Directions |
Wherever the word "Незаменимая" appears in a line, copy that line.

(Extracted records)
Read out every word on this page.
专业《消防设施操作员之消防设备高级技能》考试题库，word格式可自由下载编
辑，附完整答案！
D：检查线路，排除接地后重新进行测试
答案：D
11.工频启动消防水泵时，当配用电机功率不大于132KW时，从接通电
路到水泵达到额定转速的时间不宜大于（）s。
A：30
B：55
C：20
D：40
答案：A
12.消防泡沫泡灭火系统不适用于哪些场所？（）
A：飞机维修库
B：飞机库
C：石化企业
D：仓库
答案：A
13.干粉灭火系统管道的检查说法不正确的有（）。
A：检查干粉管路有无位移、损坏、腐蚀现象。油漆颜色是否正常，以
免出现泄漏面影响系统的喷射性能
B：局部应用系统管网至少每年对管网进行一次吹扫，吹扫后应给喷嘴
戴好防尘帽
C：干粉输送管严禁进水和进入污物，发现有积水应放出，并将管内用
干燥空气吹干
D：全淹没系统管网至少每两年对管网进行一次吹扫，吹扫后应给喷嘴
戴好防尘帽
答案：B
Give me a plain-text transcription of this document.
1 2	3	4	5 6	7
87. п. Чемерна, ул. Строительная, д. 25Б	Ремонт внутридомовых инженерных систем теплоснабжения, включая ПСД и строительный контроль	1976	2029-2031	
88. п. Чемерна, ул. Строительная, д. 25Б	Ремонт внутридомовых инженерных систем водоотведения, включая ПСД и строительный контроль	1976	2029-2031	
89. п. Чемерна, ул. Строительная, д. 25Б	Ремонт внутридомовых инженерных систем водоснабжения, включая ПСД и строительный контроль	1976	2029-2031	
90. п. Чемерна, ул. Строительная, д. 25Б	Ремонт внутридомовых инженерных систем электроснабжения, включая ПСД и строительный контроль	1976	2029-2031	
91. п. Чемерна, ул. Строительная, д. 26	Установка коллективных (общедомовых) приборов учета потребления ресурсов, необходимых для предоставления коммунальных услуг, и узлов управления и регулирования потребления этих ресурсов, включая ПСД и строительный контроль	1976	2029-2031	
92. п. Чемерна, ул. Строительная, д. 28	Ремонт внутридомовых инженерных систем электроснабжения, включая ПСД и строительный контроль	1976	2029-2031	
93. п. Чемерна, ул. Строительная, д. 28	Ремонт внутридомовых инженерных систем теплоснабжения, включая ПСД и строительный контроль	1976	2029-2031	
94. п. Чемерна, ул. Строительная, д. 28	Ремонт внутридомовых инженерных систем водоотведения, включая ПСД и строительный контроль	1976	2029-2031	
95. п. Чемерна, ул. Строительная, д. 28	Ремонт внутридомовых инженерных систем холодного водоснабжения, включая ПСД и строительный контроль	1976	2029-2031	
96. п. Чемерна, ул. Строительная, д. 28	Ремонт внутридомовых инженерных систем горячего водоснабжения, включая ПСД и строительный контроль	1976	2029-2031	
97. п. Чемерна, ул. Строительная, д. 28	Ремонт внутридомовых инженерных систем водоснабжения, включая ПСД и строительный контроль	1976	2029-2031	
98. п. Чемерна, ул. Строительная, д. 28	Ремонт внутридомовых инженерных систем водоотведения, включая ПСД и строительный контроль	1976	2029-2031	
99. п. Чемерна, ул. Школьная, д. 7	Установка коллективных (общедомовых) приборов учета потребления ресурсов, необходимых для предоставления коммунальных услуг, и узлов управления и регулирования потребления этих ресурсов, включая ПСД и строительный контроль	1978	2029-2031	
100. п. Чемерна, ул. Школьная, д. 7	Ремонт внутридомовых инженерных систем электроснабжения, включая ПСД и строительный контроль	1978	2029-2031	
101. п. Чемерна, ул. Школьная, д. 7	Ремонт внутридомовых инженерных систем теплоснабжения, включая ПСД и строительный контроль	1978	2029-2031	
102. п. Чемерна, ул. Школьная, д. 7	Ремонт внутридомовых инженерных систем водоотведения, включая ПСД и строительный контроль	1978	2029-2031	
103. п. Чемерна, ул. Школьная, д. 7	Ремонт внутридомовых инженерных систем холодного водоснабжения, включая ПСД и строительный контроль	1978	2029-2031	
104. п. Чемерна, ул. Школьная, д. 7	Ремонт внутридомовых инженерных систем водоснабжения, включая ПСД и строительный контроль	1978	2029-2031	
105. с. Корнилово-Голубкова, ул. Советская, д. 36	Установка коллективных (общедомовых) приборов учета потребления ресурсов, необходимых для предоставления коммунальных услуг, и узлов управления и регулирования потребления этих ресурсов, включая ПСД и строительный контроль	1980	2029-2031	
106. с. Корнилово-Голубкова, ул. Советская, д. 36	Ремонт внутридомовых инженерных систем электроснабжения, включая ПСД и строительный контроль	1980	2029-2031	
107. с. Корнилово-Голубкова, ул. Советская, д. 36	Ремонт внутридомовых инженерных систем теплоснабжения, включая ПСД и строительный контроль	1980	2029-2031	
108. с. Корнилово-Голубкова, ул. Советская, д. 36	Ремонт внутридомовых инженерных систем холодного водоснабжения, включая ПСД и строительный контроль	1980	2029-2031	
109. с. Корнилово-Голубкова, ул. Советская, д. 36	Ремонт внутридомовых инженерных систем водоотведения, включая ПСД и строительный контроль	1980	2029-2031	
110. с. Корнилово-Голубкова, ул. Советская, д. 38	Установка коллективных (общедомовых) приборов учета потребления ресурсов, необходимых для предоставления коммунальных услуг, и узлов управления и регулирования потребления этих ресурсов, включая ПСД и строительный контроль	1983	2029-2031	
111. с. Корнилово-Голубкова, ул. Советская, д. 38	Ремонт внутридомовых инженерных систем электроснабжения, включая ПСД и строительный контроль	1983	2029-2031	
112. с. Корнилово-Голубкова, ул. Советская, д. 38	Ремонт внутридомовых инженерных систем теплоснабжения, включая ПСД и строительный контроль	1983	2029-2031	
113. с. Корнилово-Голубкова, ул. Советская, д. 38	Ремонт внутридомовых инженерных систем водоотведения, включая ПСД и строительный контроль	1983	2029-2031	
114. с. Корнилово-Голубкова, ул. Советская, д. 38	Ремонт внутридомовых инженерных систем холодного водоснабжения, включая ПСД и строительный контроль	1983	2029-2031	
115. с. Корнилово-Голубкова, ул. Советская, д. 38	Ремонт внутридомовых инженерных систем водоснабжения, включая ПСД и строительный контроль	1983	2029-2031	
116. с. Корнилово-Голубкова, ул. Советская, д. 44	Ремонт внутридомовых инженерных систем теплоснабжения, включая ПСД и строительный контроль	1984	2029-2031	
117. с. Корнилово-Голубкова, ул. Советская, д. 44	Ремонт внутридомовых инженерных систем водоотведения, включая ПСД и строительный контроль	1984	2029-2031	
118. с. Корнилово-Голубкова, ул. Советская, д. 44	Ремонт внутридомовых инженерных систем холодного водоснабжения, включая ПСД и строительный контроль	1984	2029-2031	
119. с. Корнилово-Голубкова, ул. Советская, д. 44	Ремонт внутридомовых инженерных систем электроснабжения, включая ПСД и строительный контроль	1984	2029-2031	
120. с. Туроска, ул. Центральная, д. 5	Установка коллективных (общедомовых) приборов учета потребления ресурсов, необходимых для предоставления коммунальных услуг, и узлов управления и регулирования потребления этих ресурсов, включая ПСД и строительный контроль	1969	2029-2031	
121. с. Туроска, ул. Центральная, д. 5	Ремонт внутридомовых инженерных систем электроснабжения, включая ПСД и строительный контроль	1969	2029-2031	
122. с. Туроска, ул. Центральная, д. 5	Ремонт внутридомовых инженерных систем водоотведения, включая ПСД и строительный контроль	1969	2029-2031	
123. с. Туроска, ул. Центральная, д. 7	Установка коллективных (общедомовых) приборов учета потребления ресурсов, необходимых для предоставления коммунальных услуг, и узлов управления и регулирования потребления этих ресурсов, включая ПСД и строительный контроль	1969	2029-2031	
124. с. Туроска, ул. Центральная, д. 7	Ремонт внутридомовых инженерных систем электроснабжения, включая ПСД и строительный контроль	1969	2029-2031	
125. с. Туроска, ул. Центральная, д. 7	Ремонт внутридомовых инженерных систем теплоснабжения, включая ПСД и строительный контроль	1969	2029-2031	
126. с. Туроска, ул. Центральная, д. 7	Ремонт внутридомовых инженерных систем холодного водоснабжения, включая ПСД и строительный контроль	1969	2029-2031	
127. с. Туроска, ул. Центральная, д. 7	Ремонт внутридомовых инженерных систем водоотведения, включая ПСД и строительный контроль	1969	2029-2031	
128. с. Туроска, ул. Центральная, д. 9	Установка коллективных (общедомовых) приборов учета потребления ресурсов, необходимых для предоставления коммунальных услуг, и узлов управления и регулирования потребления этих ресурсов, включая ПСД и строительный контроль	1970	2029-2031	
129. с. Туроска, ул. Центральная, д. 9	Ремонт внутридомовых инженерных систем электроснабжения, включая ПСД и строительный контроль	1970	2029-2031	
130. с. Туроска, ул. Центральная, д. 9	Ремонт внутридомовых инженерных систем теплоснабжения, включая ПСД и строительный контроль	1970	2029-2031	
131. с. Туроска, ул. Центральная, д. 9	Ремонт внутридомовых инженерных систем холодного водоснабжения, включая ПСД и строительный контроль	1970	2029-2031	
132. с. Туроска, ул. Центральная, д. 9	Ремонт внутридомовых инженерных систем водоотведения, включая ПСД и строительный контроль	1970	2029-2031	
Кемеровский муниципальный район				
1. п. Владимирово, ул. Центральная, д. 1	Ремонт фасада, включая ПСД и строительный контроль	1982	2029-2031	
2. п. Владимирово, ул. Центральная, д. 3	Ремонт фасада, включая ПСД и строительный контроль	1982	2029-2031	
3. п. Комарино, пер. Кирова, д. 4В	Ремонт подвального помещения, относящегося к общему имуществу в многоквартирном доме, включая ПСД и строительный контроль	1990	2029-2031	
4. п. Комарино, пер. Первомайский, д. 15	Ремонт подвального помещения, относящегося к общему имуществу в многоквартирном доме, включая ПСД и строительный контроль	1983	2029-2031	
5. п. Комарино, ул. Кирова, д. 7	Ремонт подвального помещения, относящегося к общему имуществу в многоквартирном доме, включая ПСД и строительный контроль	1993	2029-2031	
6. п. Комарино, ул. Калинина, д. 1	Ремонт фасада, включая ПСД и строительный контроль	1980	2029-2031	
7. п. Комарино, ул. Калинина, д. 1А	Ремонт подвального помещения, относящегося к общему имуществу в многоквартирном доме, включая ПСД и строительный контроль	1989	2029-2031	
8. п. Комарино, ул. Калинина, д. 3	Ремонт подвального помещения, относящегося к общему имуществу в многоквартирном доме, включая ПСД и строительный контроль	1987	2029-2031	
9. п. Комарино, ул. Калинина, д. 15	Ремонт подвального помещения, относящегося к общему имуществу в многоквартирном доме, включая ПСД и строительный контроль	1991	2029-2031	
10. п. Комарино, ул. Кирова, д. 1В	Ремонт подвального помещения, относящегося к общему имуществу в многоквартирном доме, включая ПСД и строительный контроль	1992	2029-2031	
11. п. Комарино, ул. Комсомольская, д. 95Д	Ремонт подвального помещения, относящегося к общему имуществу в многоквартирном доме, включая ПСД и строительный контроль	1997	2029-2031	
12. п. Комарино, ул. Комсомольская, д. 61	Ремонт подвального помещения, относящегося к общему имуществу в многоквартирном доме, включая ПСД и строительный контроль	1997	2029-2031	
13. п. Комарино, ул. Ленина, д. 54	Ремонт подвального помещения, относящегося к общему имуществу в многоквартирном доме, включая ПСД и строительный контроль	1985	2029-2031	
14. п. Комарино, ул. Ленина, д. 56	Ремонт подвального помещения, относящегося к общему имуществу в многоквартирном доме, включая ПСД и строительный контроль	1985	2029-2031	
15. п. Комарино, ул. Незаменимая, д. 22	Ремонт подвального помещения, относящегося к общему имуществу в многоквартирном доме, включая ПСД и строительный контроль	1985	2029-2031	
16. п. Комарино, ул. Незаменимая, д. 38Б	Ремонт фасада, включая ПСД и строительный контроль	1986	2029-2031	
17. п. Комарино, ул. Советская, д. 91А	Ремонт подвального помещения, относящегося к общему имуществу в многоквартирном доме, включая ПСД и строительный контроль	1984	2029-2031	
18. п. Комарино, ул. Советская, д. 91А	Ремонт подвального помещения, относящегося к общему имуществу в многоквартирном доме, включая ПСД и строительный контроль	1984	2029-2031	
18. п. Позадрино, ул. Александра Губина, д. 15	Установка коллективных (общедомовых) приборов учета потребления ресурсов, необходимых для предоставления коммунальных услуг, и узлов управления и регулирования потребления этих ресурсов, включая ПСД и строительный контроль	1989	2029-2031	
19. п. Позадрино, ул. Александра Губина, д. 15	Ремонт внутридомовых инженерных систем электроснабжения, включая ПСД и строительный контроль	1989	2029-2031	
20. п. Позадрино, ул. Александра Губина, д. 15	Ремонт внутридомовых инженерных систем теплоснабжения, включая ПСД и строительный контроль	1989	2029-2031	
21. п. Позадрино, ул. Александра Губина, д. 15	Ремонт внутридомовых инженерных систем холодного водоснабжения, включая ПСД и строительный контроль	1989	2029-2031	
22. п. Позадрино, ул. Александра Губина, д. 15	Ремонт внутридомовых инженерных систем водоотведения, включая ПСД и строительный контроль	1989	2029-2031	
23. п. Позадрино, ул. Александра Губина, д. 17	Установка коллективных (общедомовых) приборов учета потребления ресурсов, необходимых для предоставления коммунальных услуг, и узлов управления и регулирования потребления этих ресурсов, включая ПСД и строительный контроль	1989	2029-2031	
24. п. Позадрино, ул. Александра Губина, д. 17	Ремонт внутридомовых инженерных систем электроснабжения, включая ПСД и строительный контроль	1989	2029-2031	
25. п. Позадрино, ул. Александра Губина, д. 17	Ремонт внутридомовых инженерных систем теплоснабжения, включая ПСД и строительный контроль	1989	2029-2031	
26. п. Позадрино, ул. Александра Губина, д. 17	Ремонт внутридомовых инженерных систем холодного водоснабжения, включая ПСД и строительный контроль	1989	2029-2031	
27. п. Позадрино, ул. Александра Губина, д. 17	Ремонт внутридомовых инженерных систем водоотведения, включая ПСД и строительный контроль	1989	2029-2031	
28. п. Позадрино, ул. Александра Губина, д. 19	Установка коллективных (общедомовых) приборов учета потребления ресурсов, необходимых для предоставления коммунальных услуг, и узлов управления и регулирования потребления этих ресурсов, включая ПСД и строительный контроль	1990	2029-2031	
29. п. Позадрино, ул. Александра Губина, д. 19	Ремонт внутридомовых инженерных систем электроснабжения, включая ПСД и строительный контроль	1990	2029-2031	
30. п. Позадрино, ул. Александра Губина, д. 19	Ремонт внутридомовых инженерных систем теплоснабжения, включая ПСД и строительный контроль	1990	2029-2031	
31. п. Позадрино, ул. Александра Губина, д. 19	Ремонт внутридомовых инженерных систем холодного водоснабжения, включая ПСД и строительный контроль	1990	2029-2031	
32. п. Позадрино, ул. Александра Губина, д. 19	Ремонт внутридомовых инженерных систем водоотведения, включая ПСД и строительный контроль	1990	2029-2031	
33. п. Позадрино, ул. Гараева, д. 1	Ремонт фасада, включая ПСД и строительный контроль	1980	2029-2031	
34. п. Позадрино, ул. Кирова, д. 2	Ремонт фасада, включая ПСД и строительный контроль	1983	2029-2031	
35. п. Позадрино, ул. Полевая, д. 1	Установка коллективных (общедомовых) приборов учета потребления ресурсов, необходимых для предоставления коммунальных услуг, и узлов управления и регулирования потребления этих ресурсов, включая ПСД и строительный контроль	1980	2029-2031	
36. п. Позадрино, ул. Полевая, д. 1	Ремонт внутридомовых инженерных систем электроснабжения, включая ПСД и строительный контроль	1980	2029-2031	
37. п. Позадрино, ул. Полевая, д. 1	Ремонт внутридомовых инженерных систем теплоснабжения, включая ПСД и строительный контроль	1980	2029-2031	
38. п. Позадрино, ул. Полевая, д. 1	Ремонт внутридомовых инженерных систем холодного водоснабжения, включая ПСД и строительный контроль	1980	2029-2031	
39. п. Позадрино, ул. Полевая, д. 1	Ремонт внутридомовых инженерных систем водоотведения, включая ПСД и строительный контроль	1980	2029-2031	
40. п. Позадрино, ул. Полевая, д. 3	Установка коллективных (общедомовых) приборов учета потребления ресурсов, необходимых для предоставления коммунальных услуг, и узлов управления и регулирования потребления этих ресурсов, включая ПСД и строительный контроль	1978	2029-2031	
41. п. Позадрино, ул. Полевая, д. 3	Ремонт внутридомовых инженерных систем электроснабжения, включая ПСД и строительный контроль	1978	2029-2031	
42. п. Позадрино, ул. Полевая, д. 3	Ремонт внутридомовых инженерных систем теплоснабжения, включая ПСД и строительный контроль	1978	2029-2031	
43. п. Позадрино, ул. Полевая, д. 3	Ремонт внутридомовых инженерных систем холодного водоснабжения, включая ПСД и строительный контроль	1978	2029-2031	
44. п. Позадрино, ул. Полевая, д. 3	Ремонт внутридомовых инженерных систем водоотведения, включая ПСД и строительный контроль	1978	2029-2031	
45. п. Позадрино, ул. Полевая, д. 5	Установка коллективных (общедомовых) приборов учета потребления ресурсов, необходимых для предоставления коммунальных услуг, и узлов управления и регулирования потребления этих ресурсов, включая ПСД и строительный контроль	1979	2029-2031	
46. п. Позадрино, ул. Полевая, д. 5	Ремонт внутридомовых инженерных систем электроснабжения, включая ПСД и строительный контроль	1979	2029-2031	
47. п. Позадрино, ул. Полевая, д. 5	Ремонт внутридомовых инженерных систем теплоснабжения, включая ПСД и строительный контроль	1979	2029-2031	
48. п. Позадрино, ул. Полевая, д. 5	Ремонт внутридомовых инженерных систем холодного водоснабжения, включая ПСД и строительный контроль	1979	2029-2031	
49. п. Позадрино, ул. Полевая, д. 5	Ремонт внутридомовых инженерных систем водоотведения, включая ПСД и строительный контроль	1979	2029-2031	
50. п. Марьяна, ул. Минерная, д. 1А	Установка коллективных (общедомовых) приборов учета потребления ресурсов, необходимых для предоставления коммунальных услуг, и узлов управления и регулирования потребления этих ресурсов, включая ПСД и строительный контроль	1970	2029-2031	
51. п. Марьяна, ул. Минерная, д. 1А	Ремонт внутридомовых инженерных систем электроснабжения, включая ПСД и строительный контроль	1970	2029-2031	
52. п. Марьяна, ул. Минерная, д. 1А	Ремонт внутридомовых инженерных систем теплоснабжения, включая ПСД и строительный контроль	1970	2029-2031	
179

Right answer |
15. п. Комарино, ул. Незаменимая, д. 22	Ремонт подвального помещения, относящегося к общему имуществу в многоквартирном доме, включая ПСД и строительный контроль	1985	2029-2031	
16. п. Комарино, ул. Незаменимая, д. 38Б	Ремонт фасада, включая ПСД и строительный контроль	1986	2029-2031	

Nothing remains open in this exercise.